All of the data should be repeated exactly; pictures are not part of the copy.

* * *

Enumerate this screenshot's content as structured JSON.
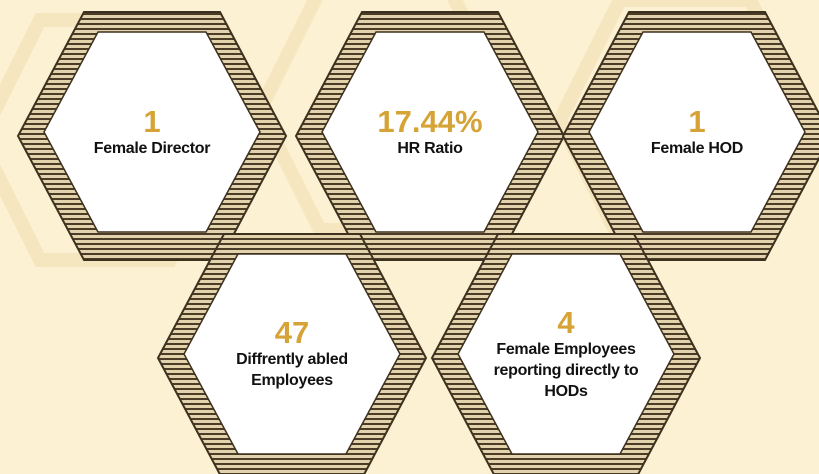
{
  "items": [
    {
      "value": "1",
      "label": "Female Director"
    },
    {
      "value": "17.44%",
      "label": "HR Ratio"
    },
    {
      "value": "1",
      "label": "Female HOD"
    },
    {
      "value": "47",
      "label": "Diffrently abled Employees"
    },
    {
      "value": "4",
      "label": "Female Employees reporting directly to HODs"
    }
  ]
}
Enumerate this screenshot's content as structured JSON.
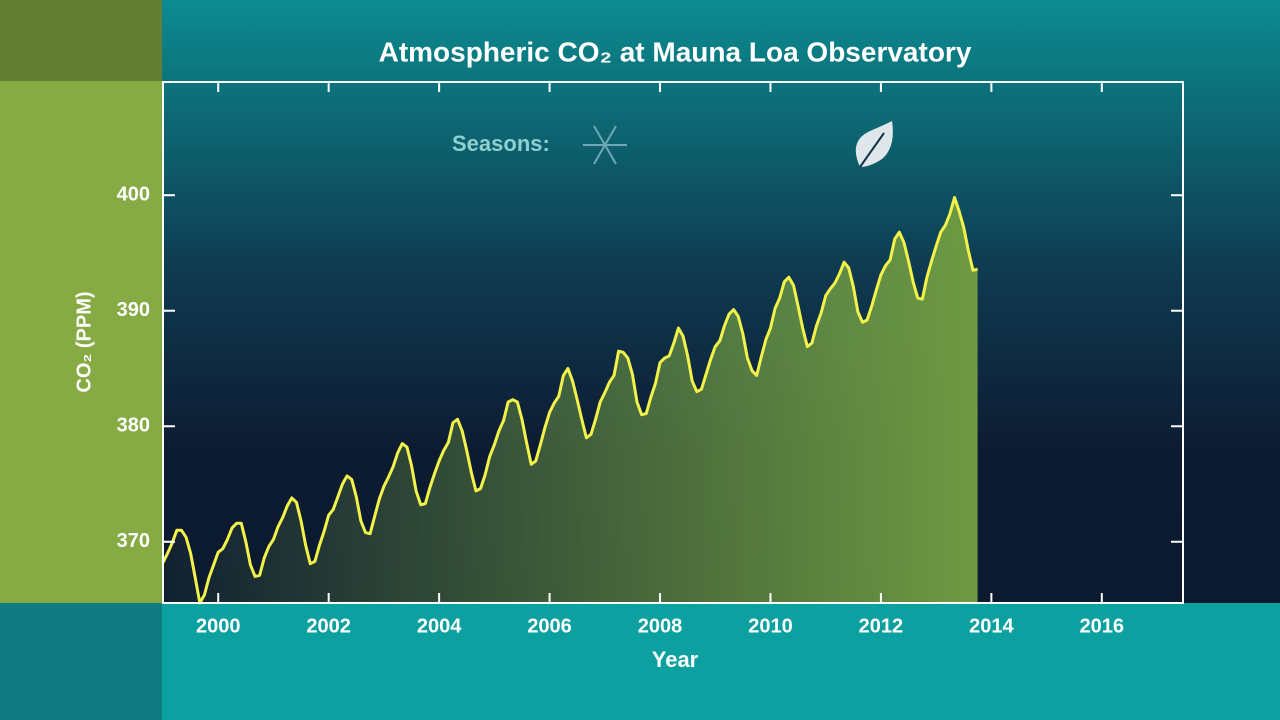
{
  "chart_data": {
    "type": "area-line",
    "title": "Atmospheric CO₂ at Mauna Loa Observatory",
    "x_label": "Year",
    "y_label": "CO₂ (PPM)",
    "annotation": "Seasons:",
    "line_color": "#f2f24a",
    "fill_color": "#6f9a42",
    "xlim": [
      1999,
      2017.47
    ],
    "ylim": [
      364.7,
      409.8
    ],
    "xticks": [
      2000,
      2002,
      2004,
      2006,
      2008,
      2010,
      2012,
      2014,
      2016
    ],
    "yticks": [
      370,
      380,
      390,
      400
    ],
    "x": [
      1999,
      1999.083,
      1999.167,
      1999.25,
      1999.333,
      1999.417,
      1999.5,
      1999.583,
      1999.667,
      1999.75,
      1999.833,
      1999.917,
      2000,
      2000.083,
      2000.167,
      2000.25,
      2000.333,
      2000.417,
      2000.5,
      2000.583,
      2000.667,
      2000.75,
      2000.833,
      2000.917,
      2001,
      2001.083,
      2001.167,
      2001.25,
      2001.333,
      2001.417,
      2001.5,
      2001.583,
      2001.667,
      2001.75,
      2001.833,
      2001.917,
      2002,
      2002.083,
      2002.167,
      2002.25,
      2002.333,
      2002.417,
      2002.5,
      2002.583,
      2002.667,
      2002.75,
      2002.833,
      2002.917,
      2003,
      2003.083,
      2003.167,
      2003.25,
      2003.333,
      2003.417,
      2003.5,
      2003.583,
      2003.667,
      2003.75,
      2003.833,
      2003.917,
      2004,
      2004.083,
      2004.167,
      2004.25,
      2004.333,
      2004.417,
      2004.5,
      2004.583,
      2004.667,
      2004.75,
      2004.833,
      2004.917,
      2005,
      2005.083,
      2005.167,
      2005.25,
      2005.333,
      2005.417,
      2005.5,
      2005.583,
      2005.667,
      2005.75,
      2005.833,
      2005.917,
      2006,
      2006.083,
      2006.167,
      2006.25,
      2006.333,
      2006.417,
      2006.5,
      2006.583,
      2006.667,
      2006.75,
      2006.833,
      2006.917,
      2007,
      2007.083,
      2007.167,
      2007.25,
      2007.333,
      2007.417,
      2007.5,
      2007.583,
      2007.667,
      2007.75,
      2007.833,
      2007.917,
      2008,
      2008.083,
      2008.167,
      2008.25,
      2008.333,
      2008.417,
      2008.5,
      2008.583,
      2008.667,
      2008.75,
      2008.833,
      2008.917,
      2009,
      2009.083,
      2009.167,
      2009.25,
      2009.333,
      2009.417,
      2009.5,
      2009.583,
      2009.667,
      2009.75,
      2009.833,
      2009.917,
      2010,
      2010.083,
      2010.167,
      2010.25,
      2010.333,
      2010.417,
      2010.5,
      2010.583,
      2010.667,
      2010.75,
      2010.833,
      2010.917,
      2011,
      2011.083,
      2011.167,
      2011.25,
      2011.333,
      2011.417,
      2011.5,
      2011.583,
      2011.667,
      2011.75,
      2011.833,
      2011.917,
      2012,
      2012.083,
      2012.167,
      2012.25,
      2012.333,
      2012.417,
      2012.5,
      2012.583,
      2012.667,
      2012.75,
      2012.833,
      2012.917,
      2013,
      2013.083,
      2013.167,
      2013.25,
      2013.333,
      2013.417,
      2013.5,
      2013.583,
      2013.667,
      2013.75
    ],
    "values": [
      368.2,
      369.0,
      369.9,
      371.0,
      371.0,
      370.4,
      369.0,
      366.9,
      364.7,
      365.4,
      366.9,
      368.0,
      369.1,
      369.4,
      370.2,
      371.2,
      371.6,
      371.6,
      370.0,
      368.0,
      367.0,
      367.1,
      368.6,
      369.6,
      370.2,
      371.3,
      372.1,
      373.1,
      373.8,
      373.4,
      371.8,
      369.7,
      368.1,
      368.3,
      369.7,
      370.9,
      372.3,
      372.8,
      373.9,
      375.0,
      375.7,
      375.4,
      373.9,
      371.8,
      370.8,
      370.7,
      372.2,
      373.7,
      374.8,
      375.6,
      376.5,
      377.7,
      378.5,
      378.2,
      376.6,
      374.4,
      373.2,
      373.3,
      374.7,
      375.9,
      377.0,
      377.9,
      378.6,
      380.3,
      380.6,
      379.6,
      377.9,
      376.0,
      374.4,
      374.6,
      375.8,
      377.4,
      378.4,
      379.6,
      380.5,
      382.1,
      382.3,
      382.1,
      380.6,
      378.6,
      376.7,
      377.0,
      378.4,
      379.9,
      381.2,
      382.0,
      382.6,
      384.4,
      385.0,
      383.9,
      382.3,
      380.6,
      379.0,
      379.3,
      380.6,
      382.1,
      382.9,
      383.8,
      384.4,
      386.5,
      386.4,
      385.9,
      384.5,
      382.1,
      381.0,
      381.1,
      382.5,
      383.7,
      385.5,
      385.9,
      386.1,
      387.2,
      388.5,
      387.8,
      386.1,
      383.9,
      383.0,
      383.2,
      384.5,
      385.8,
      386.9,
      387.4,
      388.7,
      389.7,
      390.1,
      389.5,
      388.0,
      385.9,
      384.8,
      384.4,
      386.0,
      387.5,
      388.5,
      390.2,
      391.1,
      392.5,
      392.9,
      392.2,
      390.4,
      388.5,
      386.9,
      387.2,
      388.7,
      389.8,
      391.3,
      391.9,
      392.4,
      393.2,
      394.2,
      393.7,
      392.1,
      389.9,
      389.0,
      389.2,
      390.4,
      391.8,
      393.1,
      393.9,
      394.4,
      396.2,
      396.8,
      395.9,
      394.3,
      392.5,
      391.1,
      391.0,
      392.9,
      394.3,
      395.6,
      396.8,
      397.4,
      398.4,
      399.8,
      398.6,
      397.2,
      395.2,
      393.5,
      393.6
    ]
  }
}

* * *

### SOLUTION BELOW
Enumerate this screenshot's content as structured JSON.
{
  "items": [
    {
      "value": "1",
      "label": "Female Director"
    },
    {
      "value": "17.44%",
      "label": "HR Ratio"
    },
    {
      "value": "1",
      "label": "Female HOD"
    },
    {
      "value": "47",
      "label": "Diffrently abled Employees"
    },
    {
      "value": "4",
      "label": "Female Employees reporting directly to HODs"
    }
  ]
}
Enumerate this screenshot's content as structured JSON.
{
  "chart_data": {
    "type": "area-line",
    "title": "Atmospheric CO₂ at Mauna Loa Observatory",
    "x_label": "Year",
    "y_label": "CO₂ (PPM)",
    "annotation": "Seasons:",
    "line_color": "#f2f24a",
    "fill_color": "#6f9a42",
    "xlim": [
      1999,
      2017.47
    ],
    "ylim": [
      364.7,
      409.8
    ],
    "xticks": [
      2000,
      2002,
      2004,
      2006,
      2008,
      2010,
      2012,
      2014,
      2016
    ],
    "yticks": [
      370,
      380,
      390,
      400
    ],
    "x": [
      1999,
      1999.083,
      1999.167,
      1999.25,
      1999.333,
      1999.417,
      1999.5,
      1999.583,
      1999.667,
      1999.75,
      1999.833,
      1999.917,
      2000,
      2000.083,
      2000.167,
      2000.25,
      2000.333,
      2000.417,
      2000.5,
      2000.583,
      2000.667,
      2000.75,
      2000.833,
      2000.917,
      2001,
      2001.083,
      2001.167,
      2001.25,
      2001.333,
      2001.417,
      2001.5,
      2001.583,
      2001.667,
      2001.75,
      2001.833,
      2001.917,
      2002,
      2002.083,
      2002.167,
      2002.25,
      2002.333,
      2002.417,
      2002.5,
      2002.583,
      2002.667,
      2002.75,
      2002.833,
      2002.917,
      2003,
      2003.083,
      2003.167,
      2003.25,
      2003.333,
      2003.417,
      2003.5,
      2003.583,
      2003.667,
      2003.75,
      2003.833,
      2003.917,
      2004,
      2004.083,
      2004.167,
      2004.25,
      2004.333,
      2004.417,
      2004.5,
      2004.583,
      2004.667,
      2004.75,
      2004.833,
      2004.917,
      2005,
      2005.083,
      2005.167,
      2005.25,
      2005.333,
      2005.417,
      2005.5,
      2005.583,
      2005.667,
      2005.75,
      2005.833,
      2005.917,
      2006,
      2006.083,
      2006.167,
      2006.25,
      2006.333,
      2006.417,
      2006.5,
      2006.583,
      2006.667,
      2006.75,
      2006.833,
      2006.917,
      2007,
      2007.083,
      2007.167,
      2007.25,
      2007.333,
      2007.417,
      2007.5,
      2007.583,
      2007.667,
      2007.75,
      2007.833,
      2007.917,
      2008,
      2008.083,
      2008.167,
      2008.25,
      2008.333,
      2008.417,
      2008.5,
      2008.583,
      2008.667,
      2008.75,
      2008.833,
      2008.917,
      2009,
      2009.083,
      2009.167,
      2009.25,
      2009.333,
      2009.417,
      2009.5,
      2009.583,
      2009.667,
      2009.75,
      2009.833,
      2009.917,
      2010,
      2010.083,
      2010.167,
      2010.25,
      2010.333,
      2010.417,
      2010.5,
      2010.583,
      2010.667,
      2010.75,
      2010.833,
      2010.917,
      2011,
      2011.083,
      2011.167,
      2011.25,
      2011.333,
      2011.417,
      2011.5,
      2011.583,
      2011.667,
      2011.75,
      2011.833,
      2011.917,
      2012,
      2012.083,
      2012.167,
      2012.25,
      2012.333,
      2012.417,
      2012.5,
      2012.583,
      2012.667,
      2012.75,
      2012.833,
      2012.917,
      2013,
      2013.083,
      2013.167,
      2013.25,
      2013.333,
      2013.417,
      2013.5,
      2013.583,
      2013.667,
      2013.75
    ],
    "values": [
      368.2,
      369.0,
      369.9,
      371.0,
      371.0,
      370.4,
      369.0,
      366.9,
      364.7,
      365.4,
      366.9,
      368.0,
      369.1,
      369.4,
      370.2,
      371.2,
      371.6,
      371.6,
      370.0,
      368.0,
      367.0,
      367.1,
      368.6,
      369.6,
      370.2,
      371.3,
      372.1,
      373.1,
      373.8,
      373.4,
      371.8,
      369.7,
      368.1,
      368.3,
      369.7,
      370.9,
      372.3,
      372.8,
      373.9,
      375.0,
      375.7,
      375.4,
      373.9,
      371.8,
      370.8,
      370.7,
      372.2,
      373.7,
      374.8,
      375.6,
      376.5,
      377.7,
      378.5,
      378.2,
      376.6,
      374.4,
      373.2,
      373.3,
      374.7,
      375.9,
      377.0,
      377.9,
      378.6,
      380.3,
      380.6,
      379.6,
      377.9,
      376.0,
      374.4,
      374.6,
      375.8,
      377.4,
      378.4,
      379.6,
      380.5,
      382.1,
      382.3,
      382.1,
      380.6,
      378.6,
      376.7,
      377.0,
      378.4,
      379.9,
      381.2,
      382.0,
      382.6,
      384.4,
      385.0,
      383.9,
      382.3,
      380.6,
      379.0,
      379.3,
      380.6,
      382.1,
      382.9,
      383.8,
      384.4,
      386.5,
      386.4,
      385.9,
      384.5,
      382.1,
      381.0,
      381.1,
      382.5,
      383.7,
      385.5,
      385.9,
      386.1,
      387.2,
      388.5,
      387.8,
      386.1,
      383.9,
      383.0,
      383.2,
      384.5,
      385.8,
      386.9,
      387.4,
      388.7,
      389.7,
      390.1,
      389.5,
      388.0,
      385.9,
      384.8,
      384.4,
      386.0,
      387.5,
      388.5,
      390.2,
      391.1,
      392.5,
      392.9,
      392.2,
      390.4,
      388.5,
      386.9,
      387.2,
      388.7,
      389.8,
      391.3,
      391.9,
      392.4,
      393.2,
      394.2,
      393.7,
      392.1,
      389.9,
      389.0,
      389.2,
      390.4,
      391.8,
      393.1,
      393.9,
      394.4,
      396.2,
      396.8,
      395.9,
      394.3,
      392.5,
      391.1,
      391.0,
      392.9,
      394.3,
      395.6,
      396.8,
      397.4,
      398.4,
      399.8,
      398.6,
      397.2,
      395.2,
      393.5,
      393.6
    ]
  }
}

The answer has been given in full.